▶ [What you need to do]: Look for "allele" in the listing below. Gather each line that contains it.

########

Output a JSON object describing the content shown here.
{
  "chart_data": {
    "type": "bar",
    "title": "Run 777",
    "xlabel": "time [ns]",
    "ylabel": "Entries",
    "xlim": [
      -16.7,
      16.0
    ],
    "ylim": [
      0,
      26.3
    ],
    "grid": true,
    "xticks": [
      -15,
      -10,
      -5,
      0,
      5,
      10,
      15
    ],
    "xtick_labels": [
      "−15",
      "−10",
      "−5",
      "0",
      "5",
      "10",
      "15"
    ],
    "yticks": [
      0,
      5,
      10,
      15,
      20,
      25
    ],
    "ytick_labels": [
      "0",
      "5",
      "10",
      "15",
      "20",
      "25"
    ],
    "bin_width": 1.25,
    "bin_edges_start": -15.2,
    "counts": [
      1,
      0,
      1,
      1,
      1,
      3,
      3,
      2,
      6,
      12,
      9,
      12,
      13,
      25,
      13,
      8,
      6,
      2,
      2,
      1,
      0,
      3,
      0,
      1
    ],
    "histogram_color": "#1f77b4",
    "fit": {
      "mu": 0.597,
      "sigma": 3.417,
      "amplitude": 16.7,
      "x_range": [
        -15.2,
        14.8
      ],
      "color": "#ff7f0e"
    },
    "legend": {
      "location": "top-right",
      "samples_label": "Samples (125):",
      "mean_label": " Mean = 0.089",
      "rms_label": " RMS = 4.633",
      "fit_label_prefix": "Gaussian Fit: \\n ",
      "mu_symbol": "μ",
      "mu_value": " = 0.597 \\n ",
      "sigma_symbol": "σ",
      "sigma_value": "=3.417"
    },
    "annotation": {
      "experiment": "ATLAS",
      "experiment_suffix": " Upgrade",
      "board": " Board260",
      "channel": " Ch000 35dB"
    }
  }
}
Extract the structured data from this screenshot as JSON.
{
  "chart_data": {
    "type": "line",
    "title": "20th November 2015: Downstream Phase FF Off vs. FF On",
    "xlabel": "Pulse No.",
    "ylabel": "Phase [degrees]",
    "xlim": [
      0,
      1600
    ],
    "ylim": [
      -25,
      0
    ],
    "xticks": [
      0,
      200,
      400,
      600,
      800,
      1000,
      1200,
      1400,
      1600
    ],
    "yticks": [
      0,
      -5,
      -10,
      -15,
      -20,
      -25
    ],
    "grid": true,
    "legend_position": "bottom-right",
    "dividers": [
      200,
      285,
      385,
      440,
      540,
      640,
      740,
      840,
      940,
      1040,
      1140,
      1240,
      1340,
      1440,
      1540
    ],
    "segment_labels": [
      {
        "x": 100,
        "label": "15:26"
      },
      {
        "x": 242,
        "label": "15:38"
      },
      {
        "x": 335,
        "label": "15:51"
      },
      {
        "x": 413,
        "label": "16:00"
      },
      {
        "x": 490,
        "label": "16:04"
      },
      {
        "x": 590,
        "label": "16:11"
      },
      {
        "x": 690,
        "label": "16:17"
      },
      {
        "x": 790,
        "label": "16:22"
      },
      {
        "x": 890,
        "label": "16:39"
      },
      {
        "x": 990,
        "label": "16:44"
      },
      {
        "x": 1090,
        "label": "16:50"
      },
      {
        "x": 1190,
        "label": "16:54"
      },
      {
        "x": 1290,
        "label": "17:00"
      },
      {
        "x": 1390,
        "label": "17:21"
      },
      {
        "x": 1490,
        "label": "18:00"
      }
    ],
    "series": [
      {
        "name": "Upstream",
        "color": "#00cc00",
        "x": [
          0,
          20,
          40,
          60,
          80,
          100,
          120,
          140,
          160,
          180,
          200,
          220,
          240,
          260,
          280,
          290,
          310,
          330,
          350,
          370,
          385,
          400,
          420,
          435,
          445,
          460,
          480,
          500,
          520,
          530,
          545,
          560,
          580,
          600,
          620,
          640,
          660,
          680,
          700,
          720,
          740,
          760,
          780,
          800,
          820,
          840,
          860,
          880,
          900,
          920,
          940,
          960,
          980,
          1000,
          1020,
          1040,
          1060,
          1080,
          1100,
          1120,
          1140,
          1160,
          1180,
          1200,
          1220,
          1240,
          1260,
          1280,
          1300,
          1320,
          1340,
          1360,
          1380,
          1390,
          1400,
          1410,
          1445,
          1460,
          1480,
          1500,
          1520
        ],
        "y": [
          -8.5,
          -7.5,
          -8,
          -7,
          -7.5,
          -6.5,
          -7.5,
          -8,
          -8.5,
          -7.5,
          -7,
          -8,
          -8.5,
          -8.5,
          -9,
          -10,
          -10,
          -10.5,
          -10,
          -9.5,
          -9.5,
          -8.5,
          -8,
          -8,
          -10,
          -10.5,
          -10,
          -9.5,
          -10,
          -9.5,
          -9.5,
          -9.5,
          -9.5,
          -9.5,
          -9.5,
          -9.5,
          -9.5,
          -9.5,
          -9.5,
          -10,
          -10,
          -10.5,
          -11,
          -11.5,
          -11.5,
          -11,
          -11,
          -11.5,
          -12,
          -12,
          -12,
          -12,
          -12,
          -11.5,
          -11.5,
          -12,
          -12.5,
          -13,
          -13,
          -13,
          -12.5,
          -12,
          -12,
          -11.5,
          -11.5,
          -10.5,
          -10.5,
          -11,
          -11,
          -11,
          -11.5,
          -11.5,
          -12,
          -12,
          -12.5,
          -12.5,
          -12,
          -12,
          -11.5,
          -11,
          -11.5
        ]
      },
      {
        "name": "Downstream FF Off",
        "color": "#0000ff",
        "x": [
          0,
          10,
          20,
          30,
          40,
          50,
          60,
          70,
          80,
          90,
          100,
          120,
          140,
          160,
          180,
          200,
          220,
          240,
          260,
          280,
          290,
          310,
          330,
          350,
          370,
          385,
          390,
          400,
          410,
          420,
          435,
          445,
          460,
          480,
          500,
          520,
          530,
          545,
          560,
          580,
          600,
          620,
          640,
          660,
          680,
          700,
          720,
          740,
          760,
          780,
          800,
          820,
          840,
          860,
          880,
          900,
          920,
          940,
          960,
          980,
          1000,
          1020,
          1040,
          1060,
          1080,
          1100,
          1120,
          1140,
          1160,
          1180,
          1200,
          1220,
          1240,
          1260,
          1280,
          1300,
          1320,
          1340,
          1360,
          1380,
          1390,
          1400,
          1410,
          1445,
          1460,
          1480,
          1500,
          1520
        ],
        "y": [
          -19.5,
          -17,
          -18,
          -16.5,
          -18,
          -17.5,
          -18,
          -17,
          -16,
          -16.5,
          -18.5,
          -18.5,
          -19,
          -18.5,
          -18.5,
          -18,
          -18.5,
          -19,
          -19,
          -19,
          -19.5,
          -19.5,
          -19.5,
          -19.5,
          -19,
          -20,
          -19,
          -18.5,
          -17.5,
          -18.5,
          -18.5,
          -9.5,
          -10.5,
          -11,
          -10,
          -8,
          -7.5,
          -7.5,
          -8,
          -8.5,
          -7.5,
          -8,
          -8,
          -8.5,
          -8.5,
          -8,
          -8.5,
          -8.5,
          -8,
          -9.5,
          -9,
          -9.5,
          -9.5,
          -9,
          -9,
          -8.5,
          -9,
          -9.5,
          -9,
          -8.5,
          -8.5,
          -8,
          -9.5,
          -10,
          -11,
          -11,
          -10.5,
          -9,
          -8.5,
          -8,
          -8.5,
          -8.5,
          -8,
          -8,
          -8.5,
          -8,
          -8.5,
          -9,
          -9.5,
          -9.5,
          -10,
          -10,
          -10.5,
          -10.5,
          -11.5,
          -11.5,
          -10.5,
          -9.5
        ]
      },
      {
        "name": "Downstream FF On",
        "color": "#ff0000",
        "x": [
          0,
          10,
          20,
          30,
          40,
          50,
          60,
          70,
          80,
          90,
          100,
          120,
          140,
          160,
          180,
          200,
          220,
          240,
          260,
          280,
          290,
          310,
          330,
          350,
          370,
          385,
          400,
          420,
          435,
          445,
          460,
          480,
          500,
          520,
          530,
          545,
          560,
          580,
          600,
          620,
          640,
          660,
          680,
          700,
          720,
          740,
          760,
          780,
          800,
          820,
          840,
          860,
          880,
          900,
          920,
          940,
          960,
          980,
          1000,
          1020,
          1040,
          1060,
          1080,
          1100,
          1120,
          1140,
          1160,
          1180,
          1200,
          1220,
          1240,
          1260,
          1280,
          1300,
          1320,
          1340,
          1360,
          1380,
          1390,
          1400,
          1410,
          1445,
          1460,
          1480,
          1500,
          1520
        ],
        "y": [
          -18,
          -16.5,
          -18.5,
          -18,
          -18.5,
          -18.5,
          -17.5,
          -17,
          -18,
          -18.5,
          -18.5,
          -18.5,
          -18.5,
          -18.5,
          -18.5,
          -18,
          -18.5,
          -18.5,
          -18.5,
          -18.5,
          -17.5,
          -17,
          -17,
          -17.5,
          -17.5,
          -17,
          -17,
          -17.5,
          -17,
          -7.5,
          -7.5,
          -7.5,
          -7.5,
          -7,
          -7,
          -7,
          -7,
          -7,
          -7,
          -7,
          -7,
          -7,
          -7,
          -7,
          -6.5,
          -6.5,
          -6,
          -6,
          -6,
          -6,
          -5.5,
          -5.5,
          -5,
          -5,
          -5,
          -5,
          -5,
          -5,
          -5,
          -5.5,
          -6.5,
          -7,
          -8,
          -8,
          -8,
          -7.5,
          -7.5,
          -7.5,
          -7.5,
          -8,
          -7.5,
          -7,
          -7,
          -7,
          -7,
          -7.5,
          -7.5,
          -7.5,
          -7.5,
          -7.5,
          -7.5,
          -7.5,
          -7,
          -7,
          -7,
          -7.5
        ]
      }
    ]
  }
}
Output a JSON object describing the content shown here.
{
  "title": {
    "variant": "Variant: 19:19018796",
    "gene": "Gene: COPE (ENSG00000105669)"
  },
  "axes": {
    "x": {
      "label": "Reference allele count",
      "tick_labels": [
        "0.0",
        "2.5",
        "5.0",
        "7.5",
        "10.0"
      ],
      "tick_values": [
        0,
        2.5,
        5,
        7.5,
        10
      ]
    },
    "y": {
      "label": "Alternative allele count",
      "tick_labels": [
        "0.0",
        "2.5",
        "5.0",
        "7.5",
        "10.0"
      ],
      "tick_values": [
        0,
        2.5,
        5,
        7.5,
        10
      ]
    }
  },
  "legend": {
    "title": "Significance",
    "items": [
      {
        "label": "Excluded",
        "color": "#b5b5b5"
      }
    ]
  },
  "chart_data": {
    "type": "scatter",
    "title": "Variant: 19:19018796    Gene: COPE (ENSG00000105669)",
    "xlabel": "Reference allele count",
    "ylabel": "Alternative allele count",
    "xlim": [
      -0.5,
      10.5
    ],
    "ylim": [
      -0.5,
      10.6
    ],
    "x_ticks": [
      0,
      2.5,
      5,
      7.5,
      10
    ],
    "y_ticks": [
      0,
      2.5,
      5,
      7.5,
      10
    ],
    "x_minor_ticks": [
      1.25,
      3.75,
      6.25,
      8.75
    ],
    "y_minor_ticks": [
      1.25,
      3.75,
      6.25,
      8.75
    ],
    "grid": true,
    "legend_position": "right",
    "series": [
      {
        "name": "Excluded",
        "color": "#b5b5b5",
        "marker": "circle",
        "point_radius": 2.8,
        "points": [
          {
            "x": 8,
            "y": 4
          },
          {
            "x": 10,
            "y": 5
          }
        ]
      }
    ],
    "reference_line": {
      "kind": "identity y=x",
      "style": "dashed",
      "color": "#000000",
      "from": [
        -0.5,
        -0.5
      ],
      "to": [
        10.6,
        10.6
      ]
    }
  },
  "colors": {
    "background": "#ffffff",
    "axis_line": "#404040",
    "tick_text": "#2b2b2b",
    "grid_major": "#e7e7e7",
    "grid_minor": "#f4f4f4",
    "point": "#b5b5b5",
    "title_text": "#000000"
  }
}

########

▶ [Reply to the exercise]:
      "label": "Reference allele count",
      "label": "Alternative allele count",
    "xlabel": "Reference allele count",
    "ylabel": "Alternative allele count",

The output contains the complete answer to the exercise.